Task statement
Each entry below should be reproduced character for character.

---------- Records for the task ----------

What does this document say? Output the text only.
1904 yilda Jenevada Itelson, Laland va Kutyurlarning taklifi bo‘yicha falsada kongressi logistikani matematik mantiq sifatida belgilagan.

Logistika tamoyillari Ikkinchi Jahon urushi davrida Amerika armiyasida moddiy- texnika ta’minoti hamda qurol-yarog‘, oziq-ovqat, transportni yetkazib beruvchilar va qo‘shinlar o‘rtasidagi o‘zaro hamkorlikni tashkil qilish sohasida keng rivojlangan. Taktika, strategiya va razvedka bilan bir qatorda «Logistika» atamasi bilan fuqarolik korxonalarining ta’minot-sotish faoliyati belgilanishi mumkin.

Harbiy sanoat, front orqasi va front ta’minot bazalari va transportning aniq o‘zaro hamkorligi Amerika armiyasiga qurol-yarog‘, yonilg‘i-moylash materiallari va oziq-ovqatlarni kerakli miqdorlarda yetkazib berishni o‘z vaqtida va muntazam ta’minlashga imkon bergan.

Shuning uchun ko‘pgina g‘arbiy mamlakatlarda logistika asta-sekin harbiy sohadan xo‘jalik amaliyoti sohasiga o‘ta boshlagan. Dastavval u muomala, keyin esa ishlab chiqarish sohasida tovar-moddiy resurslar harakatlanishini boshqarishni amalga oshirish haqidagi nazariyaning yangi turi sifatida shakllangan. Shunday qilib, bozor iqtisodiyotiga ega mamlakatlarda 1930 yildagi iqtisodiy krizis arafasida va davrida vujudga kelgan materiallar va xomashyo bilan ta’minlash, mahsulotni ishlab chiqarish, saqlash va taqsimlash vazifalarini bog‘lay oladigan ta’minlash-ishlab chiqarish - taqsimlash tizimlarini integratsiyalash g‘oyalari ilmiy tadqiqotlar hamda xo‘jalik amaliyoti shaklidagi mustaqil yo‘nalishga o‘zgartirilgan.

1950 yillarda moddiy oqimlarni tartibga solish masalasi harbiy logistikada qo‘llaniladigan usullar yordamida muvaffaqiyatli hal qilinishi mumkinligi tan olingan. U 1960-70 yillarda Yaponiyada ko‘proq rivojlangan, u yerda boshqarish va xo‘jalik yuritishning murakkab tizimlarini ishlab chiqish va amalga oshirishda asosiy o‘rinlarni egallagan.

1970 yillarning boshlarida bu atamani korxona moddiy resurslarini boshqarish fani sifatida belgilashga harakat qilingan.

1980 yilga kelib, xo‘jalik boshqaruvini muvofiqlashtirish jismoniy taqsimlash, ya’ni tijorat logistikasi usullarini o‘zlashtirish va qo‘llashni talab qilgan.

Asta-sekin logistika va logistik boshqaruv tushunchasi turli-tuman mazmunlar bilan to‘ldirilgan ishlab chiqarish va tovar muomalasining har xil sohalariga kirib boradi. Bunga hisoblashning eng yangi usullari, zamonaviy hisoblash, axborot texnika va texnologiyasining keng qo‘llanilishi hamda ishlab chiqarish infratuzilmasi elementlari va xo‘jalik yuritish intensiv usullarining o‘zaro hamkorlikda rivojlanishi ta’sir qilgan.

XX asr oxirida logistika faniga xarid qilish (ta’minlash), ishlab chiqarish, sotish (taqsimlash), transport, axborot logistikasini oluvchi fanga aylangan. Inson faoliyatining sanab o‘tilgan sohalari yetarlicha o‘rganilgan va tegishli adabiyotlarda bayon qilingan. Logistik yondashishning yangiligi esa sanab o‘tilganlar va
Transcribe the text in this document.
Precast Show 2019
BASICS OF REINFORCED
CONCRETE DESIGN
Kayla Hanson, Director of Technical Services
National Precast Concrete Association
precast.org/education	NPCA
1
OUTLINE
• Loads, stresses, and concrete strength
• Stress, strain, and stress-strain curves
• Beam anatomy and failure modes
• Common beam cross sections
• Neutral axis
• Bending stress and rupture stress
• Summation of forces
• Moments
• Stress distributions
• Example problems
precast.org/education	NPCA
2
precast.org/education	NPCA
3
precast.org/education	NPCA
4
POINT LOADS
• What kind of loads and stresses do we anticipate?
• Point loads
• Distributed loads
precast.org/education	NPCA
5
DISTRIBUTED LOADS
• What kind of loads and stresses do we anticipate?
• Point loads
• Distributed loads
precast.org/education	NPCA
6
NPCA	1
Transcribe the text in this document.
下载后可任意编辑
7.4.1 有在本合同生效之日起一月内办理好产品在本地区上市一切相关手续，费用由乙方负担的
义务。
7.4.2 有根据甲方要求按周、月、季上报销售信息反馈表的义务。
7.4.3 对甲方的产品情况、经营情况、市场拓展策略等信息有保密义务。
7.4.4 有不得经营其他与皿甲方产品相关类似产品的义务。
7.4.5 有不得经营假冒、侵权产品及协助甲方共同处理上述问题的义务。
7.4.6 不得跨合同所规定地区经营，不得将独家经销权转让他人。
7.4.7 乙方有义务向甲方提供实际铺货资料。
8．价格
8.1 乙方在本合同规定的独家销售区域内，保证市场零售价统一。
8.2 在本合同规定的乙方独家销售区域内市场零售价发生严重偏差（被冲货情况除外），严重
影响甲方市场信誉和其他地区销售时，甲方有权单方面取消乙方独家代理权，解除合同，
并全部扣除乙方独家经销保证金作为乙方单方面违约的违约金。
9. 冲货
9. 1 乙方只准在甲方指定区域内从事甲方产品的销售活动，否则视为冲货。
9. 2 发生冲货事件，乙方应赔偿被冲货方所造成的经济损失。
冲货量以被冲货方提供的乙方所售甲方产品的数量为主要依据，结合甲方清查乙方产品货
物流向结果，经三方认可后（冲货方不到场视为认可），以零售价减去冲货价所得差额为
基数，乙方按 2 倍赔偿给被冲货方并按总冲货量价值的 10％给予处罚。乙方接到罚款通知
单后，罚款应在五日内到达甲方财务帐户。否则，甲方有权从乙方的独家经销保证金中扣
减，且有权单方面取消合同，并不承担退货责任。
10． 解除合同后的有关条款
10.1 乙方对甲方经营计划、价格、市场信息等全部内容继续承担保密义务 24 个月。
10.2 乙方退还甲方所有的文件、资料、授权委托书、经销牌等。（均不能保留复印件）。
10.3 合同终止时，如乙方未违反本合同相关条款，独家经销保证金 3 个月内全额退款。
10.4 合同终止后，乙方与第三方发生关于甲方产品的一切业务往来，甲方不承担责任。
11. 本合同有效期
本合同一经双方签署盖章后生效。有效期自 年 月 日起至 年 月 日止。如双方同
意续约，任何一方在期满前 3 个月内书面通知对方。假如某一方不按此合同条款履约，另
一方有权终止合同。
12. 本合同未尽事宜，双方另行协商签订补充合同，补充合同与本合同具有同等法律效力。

----------

Written solution
What does this document say? Output the text only.
1904 yilda Jenevada Itelson, Laland va Kutyurlarning taklifi bo‘yicha falsada kongressi logistikani matematik mantiq sifatida belgilagan.

Logistika tamoyillari Ikkinchi Jahon urushi davrida Amerika armiyasida moddiy- texnika ta’minoti hamda qurol-yarog‘, oziq-ovqat, transportni yetkazib beruvchilar va qo‘shinlar o‘rtasidagi o‘zaro hamkorlikni tashkil qilish sohasida keng rivojlangan. Taktika, strategiya va razvedka bilan bir qatorda «Logistika» atamasi bilan fuqarolik korxonalarining ta’minot-sotish faoliyati belgilanishi mumkin.

Harbiy sanoat, front orqasi va front ta’minot bazalari va transportning aniq o‘zaro hamkorligi Amerika armiyasiga qurol-yarog‘, yonilg‘i-moylash materiallari va oziq-ovqatlarni kerakli miqdorlarda yetkazib berishni o‘z vaqtida va muntazam ta’minlashga imkon bergan.

Shuning uchun ko‘pgina g‘arbiy mamlakatlarda logistika asta-sekin harbiy sohadan xo‘jalik amaliyoti sohasiga o‘ta boshlagan. Dastavval u muomala, keyin esa ishlab chiqarish sohasida tovar-moddiy resurslar harakatlanishini boshqarishni amalga oshirish haqidagi nazariyaning yangi turi sifatida shakllangan. Shunday qilib, bozor iqtisodiyotiga ega mamlakatlarda 1930 yildagi iqtisodiy krizis arafasida va davrida vujudga kelgan materiallar va xomashyo bilan ta’minlash, mahsulotni ishlab chiqarish, saqlash va taqsimlash vazifalarini bog‘lay oladigan ta’minlash-ishlab chiqarish - taqsimlash tizimlarini integratsiyalash g‘oyalari ilmiy tadqiqotlar hamda xo‘jalik amaliyoti shaklidagi mustaqil yo‘nalishga o‘zgartirilgan.

1950 yillarda moddiy oqimlarni tartibga solish masalasi harbiy logistikada qo‘llaniladigan usullar yordamida muvaffaqiyatli hal qilinishi mumkinligi tan olingan. U 1960-70 yillarda Yaponiyada ko‘proq rivojlangan, u yerda boshqarish va xo‘jalik yuritishning murakkab tizimlarini ishlab chiqish va amalga oshirishda asosiy o‘rinlarni egallagan.

1970 yillarning boshlarida bu atamani korxona moddiy resurslarini boshqarish fani sifatida belgilashga harakat qilingan.

1980 yilga kelib, xo‘jalik boshqaruvini muvofiqlashtirish jismoniy taqsimlash, ya’ni tijorat logistikasi usullarini o‘zlashtirish va qo‘llashni talab qilgan.

Asta-sekin logistika va logistik boshqaruv tushunchasi turli-tuman mazmunlar bilan to‘ldirilgan ishlab chiqarish va tovar muomalasining har xil sohalariga kirib boradi. Bunga hisoblashning eng yangi usullari, zamonaviy hisoblash, axborot texnika va texnologiyasining keng qo‘llanilishi hamda ishlab chiqarish infratuzilmasi elementlari va xo‘jalik yuritish intensiv usullarining o‘zaro hamkorlikda rivojlanishi ta’sir qilgan.

XX asr oxirida logistika faniga xarid qilish (ta’minlash), ishlab chiqarish, sotish (taqsimlash), transport, axborot logistikasini oluvchi fanga aylangan. Inson faoliyatining sanab o‘tilgan sohalari yetarlicha o‘rganilgan va tegishli adabiyotlarda bayon qilingan. Logistik yondashishning yangiligi esa sanab o‘tilganlar va
Transcribe the text in this document.
Precast Show 2019
BASICS OF REINFORCED
CONCRETE DESIGN
Kayla Hanson, Director of Technical Services
National Precast Concrete Association
precast.org/education	NPCA
1
OUTLINE
• Loads, stresses, and concrete strength
• Stress, strain, and stress-strain curves
• Beam anatomy and failure modes
• Common beam cross sections
• Neutral axis
• Bending stress and rupture stress
• Summation of forces
• Moments
• Stress distributions
• Example problems
precast.org/education	NPCA
2
precast.org/education	NPCA
3
precast.org/education	NPCA
4
POINT LOADS
• What kind of loads and stresses do we anticipate?
• Point loads
• Distributed loads
precast.org/education	NPCA
5
DISTRIBUTED LOADS
• What kind of loads and stresses do we anticipate?
• Point loads
• Distributed loads
precast.org/education	NPCA
6
NPCA	1
Transcribe the text in this document.
下载后可任意编辑
7.4.1 有在本合同生效之日起一月内办理好产品在本地区上市一切相关手续，费用由乙方负担的
义务。
7.4.2 有根据甲方要求按周、月、季上报销售信息反馈表的义务。
7.4.3 对甲方的产品情况、经营情况、市场拓展策略等信息有保密义务。
7.4.4 有不得经营其他与皿甲方产品相关类似产品的义务。
7.4.5 有不得经营假冒、侵权产品及协助甲方共同处理上述问题的义务。
7.4.6 不得跨合同所规定地区经营，不得将独家经销权转让他人。
7.4.7 乙方有义务向甲方提供实际铺货资料。
8．价格
8.1 乙方在本合同规定的独家销售区域内，保证市场零售价统一。
8.2 在本合同规定的乙方独家销售区域内市场零售价发生严重偏差（被冲货情况除外），严重
影响甲方市场信誉和其他地区销售时，甲方有权单方面取消乙方独家代理权，解除合同，
并全部扣除乙方独家经销保证金作为乙方单方面违约的违约金。
9. 冲货
9. 1 乙方只准在甲方指定区域内从事甲方产品的销售活动，否则视为冲货。
9. 2 发生冲货事件，乙方应赔偿被冲货方所造成的经济损失。
冲货量以被冲货方提供的乙方所售甲方产品的数量为主要依据，结合甲方清查乙方产品货
物流向结果，经三方认可后（冲货方不到场视为认可），以零售价减去冲货价所得差额为
基数，乙方按 2 倍赔偿给被冲货方并按总冲货量价值的 10％给予处罚。乙方接到罚款通知
单后，罚款应在五日内到达甲方财务帐户。否则，甲方有权从乙方的独家经销保证金中扣
减，且有权单方面取消合同，并不承担退货责任。
10． 解除合同后的有关条款
10.1 乙方对甲方经营计划、价格、市场信息等全部内容继续承担保密义务 24 个月。
10.2 乙方退还甲方所有的文件、资料、授权委托书、经销牌等。（均不能保留复印件）。
10.3 合同终止时，如乙方未违反本合同相关条款，独家经销保证金 3 个月内全额退款。
10.4 合同终止后，乙方与第三方发生关于甲方产品的一切业务往来，甲方不承担责任。
11. 本合同有效期
本合同一经双方签署盖章后生效。有效期自 年 月 日起至 年 月 日止。如双方同
意续约，任何一方在期满前 3 个月内书面通知对方。假如某一方不按此合同条款履约，另
一方有权终止合同。
12. 本合同未尽事宜，双方另行协商签订补充合同，补充合同与本合同具有同等法律效力。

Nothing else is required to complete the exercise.